Task directions: Identify and copy all lines of the material where the string "страхование" is found.

Extracted data entries:
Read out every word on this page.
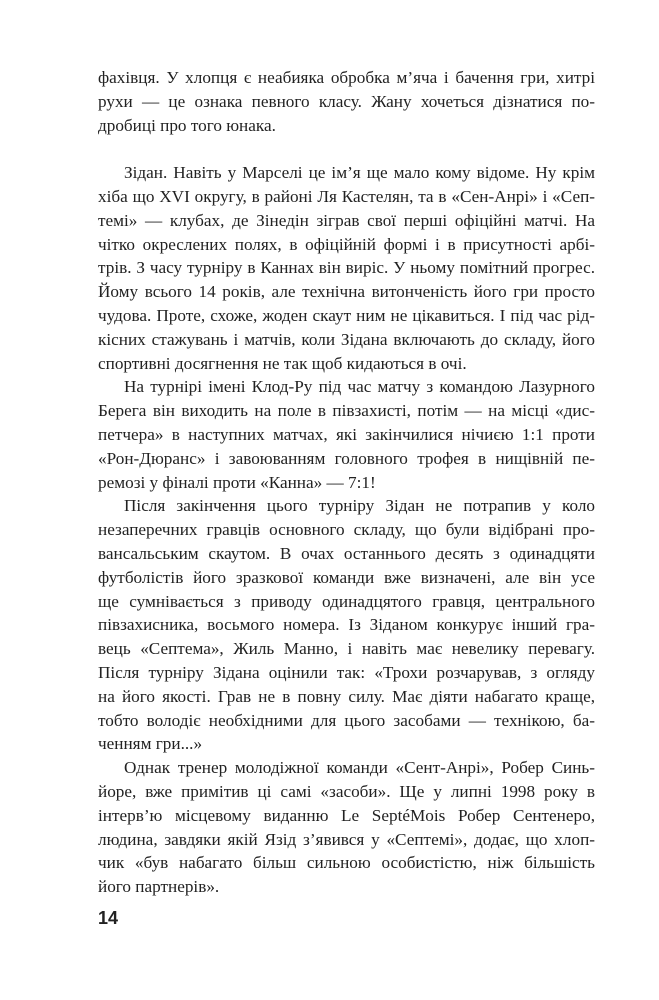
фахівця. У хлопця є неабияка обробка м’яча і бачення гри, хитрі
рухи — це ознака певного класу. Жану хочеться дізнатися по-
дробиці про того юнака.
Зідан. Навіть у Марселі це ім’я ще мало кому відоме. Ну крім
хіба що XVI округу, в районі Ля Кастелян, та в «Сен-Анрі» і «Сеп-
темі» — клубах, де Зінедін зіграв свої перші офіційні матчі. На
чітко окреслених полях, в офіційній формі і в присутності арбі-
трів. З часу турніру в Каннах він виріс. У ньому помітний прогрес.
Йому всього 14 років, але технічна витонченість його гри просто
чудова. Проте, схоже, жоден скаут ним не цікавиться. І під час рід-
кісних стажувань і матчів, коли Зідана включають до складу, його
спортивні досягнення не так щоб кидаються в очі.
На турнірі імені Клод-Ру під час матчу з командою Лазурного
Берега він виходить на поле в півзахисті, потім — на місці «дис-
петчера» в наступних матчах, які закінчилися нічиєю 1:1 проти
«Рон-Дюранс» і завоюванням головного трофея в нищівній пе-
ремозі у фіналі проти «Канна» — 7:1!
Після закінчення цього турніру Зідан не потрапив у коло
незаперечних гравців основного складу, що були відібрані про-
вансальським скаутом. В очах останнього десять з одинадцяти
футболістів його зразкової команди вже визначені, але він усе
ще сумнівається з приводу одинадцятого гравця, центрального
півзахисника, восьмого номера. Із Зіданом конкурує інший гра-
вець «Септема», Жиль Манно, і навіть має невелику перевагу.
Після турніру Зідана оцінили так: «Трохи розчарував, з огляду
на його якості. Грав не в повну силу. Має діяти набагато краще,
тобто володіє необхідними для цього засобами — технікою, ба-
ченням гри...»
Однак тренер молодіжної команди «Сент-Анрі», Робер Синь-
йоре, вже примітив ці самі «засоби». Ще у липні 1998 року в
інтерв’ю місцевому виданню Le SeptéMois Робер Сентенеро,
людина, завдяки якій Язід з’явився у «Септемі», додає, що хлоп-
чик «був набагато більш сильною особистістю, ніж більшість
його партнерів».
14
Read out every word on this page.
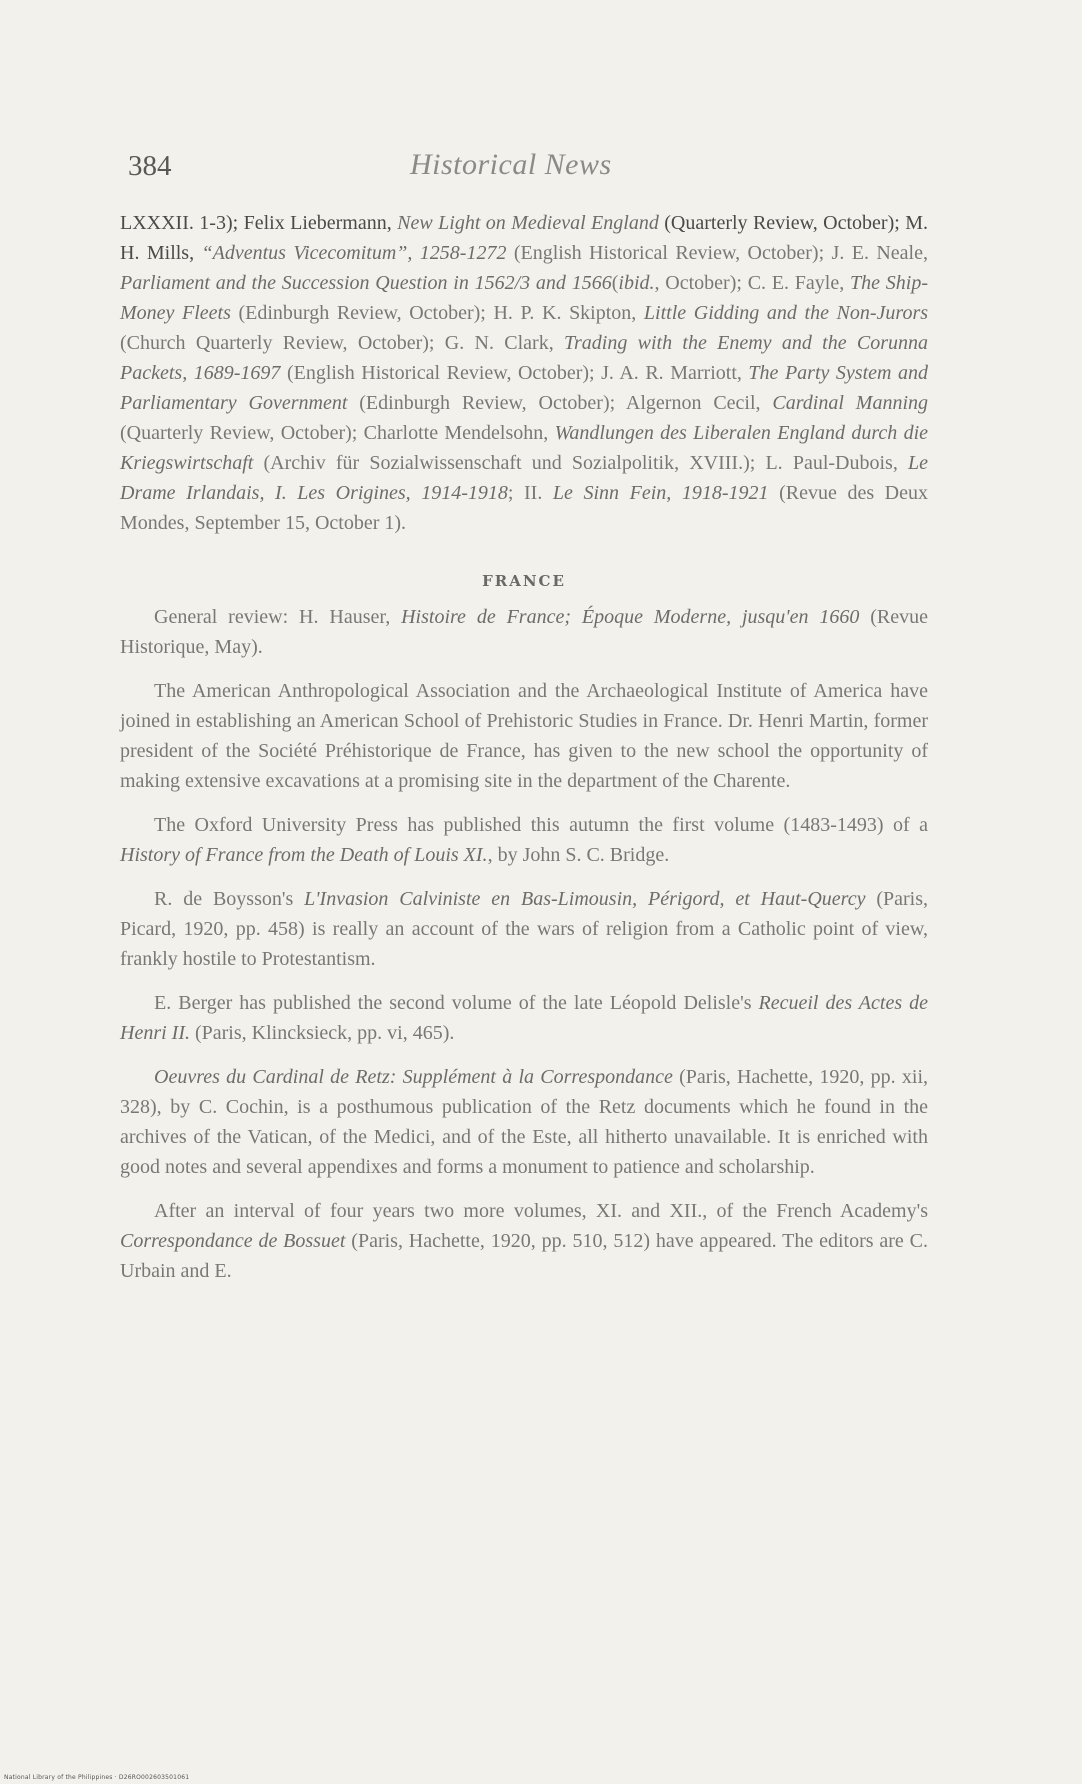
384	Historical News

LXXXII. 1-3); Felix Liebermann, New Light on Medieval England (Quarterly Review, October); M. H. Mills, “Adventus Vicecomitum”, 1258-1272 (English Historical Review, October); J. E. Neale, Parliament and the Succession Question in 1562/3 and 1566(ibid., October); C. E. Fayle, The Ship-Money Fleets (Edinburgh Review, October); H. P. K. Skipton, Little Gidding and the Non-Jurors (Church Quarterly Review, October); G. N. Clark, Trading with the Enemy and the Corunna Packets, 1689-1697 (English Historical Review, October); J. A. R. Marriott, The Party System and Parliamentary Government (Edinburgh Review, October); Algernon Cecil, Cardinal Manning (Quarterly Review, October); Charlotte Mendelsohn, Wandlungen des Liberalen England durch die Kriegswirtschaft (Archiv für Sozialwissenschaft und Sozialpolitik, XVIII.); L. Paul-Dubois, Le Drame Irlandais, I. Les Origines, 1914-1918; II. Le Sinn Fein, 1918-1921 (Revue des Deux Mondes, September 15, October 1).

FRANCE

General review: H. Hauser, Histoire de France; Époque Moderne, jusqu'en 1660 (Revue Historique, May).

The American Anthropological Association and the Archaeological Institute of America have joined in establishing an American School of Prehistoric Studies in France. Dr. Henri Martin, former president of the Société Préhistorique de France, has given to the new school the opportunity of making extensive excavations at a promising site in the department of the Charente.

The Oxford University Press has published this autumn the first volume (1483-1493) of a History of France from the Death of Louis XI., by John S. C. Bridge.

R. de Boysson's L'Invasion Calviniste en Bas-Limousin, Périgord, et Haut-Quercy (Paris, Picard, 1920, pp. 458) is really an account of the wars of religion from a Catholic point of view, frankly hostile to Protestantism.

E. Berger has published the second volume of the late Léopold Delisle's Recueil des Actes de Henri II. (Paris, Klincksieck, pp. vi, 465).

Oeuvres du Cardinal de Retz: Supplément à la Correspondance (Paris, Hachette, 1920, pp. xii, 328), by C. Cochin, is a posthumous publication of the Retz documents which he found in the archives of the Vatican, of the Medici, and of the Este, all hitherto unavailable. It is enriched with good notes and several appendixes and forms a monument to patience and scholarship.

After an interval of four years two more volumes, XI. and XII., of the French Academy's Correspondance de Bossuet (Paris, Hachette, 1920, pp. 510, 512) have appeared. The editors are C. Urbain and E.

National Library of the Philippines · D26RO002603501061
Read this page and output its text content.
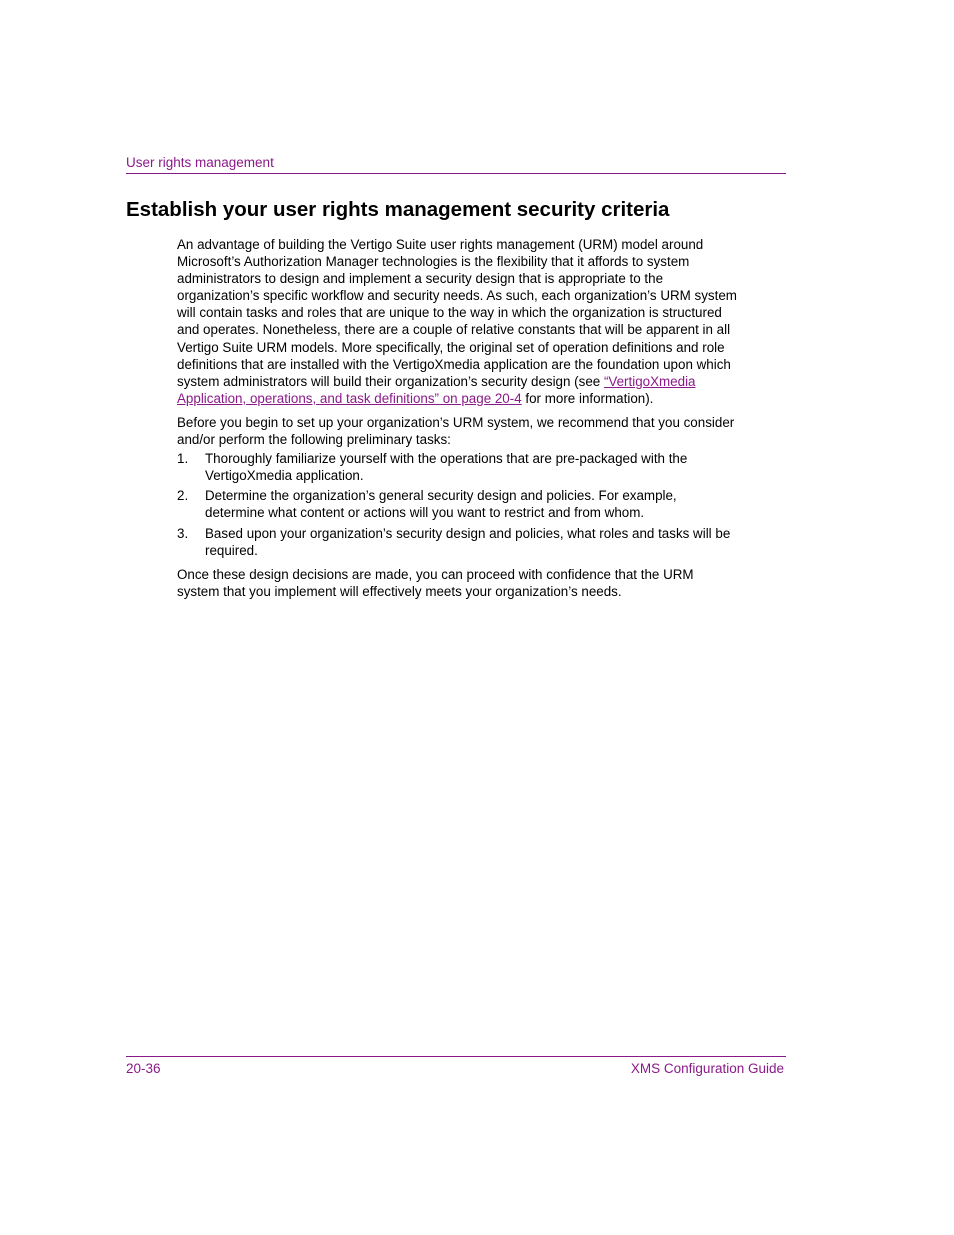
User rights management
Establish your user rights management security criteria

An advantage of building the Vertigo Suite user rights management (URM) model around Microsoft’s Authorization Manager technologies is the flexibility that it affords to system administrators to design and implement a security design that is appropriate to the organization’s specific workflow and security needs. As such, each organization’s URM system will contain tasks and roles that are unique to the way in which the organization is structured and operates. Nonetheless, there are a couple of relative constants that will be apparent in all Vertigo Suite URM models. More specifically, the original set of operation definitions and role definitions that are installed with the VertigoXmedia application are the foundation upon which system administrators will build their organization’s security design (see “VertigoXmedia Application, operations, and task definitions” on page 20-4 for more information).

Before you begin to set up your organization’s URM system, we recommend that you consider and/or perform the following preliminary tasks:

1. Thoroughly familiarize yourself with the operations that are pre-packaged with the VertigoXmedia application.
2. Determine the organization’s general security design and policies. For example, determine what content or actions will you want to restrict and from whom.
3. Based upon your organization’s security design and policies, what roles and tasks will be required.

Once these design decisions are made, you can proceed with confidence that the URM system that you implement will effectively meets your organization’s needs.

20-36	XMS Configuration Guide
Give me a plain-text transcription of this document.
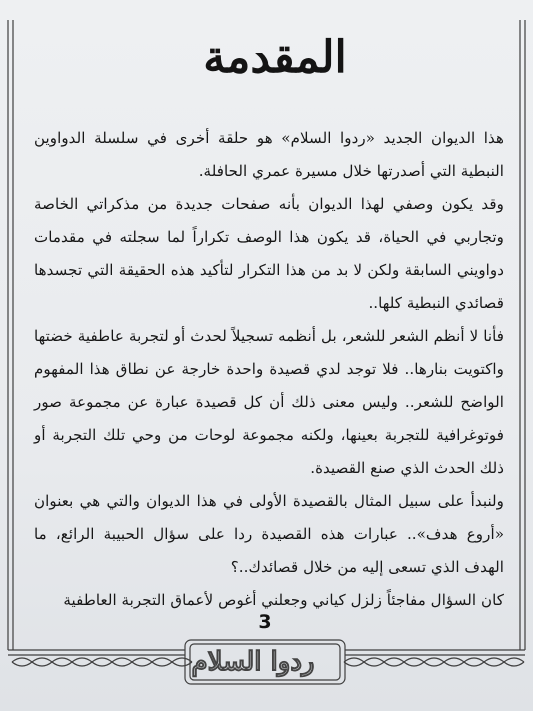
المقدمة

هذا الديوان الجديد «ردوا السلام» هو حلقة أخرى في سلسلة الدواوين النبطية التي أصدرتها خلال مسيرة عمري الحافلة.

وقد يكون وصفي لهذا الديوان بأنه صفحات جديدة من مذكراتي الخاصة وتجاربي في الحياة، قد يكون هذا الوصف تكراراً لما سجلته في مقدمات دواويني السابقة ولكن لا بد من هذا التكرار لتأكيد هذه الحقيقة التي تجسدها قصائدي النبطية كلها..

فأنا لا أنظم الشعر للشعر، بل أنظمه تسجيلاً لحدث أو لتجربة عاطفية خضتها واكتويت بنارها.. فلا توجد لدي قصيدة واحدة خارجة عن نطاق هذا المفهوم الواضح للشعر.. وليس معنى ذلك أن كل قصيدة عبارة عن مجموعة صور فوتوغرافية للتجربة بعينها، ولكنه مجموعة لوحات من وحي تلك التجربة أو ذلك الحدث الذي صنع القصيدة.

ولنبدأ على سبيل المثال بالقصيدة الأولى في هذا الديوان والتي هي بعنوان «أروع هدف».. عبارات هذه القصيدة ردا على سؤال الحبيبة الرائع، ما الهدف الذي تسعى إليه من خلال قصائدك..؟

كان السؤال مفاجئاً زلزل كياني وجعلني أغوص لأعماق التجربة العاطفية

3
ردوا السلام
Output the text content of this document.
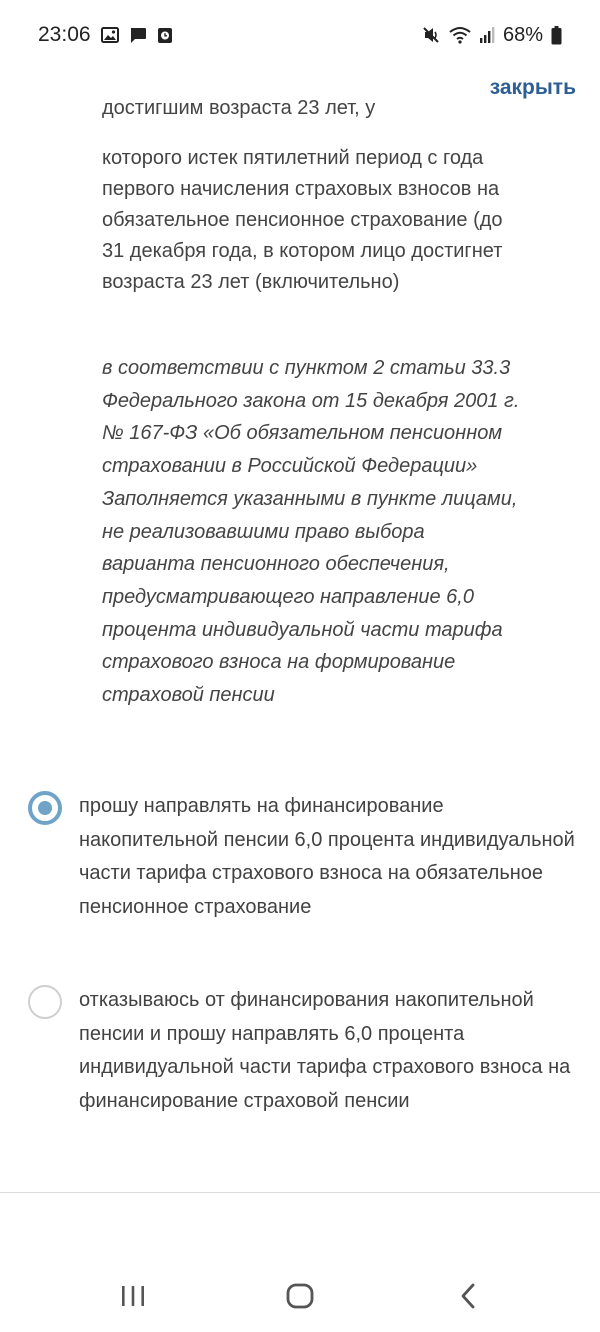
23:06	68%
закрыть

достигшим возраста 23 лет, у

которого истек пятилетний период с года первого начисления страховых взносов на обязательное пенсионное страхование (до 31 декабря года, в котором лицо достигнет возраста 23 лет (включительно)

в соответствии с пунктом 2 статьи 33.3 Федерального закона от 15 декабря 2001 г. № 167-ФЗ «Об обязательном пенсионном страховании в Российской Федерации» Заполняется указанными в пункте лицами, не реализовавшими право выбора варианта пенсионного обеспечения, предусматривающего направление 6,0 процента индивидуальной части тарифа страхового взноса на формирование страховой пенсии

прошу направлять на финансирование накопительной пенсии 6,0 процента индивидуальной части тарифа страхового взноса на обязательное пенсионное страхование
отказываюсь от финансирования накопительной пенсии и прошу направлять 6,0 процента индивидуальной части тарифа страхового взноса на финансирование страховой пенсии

Exercise solution:
которого истек пятилетний период с года первого начисления страховых взносов на обязательное пенсионное страхование (до 31 декабря года, в котором лицо достигнет возраста 23 лет (включительно)
прошу направлять на финансирование накопительной пенсии 6,0 процента индивидуальной части тарифа страхового взноса на обязательное пенсионное страхование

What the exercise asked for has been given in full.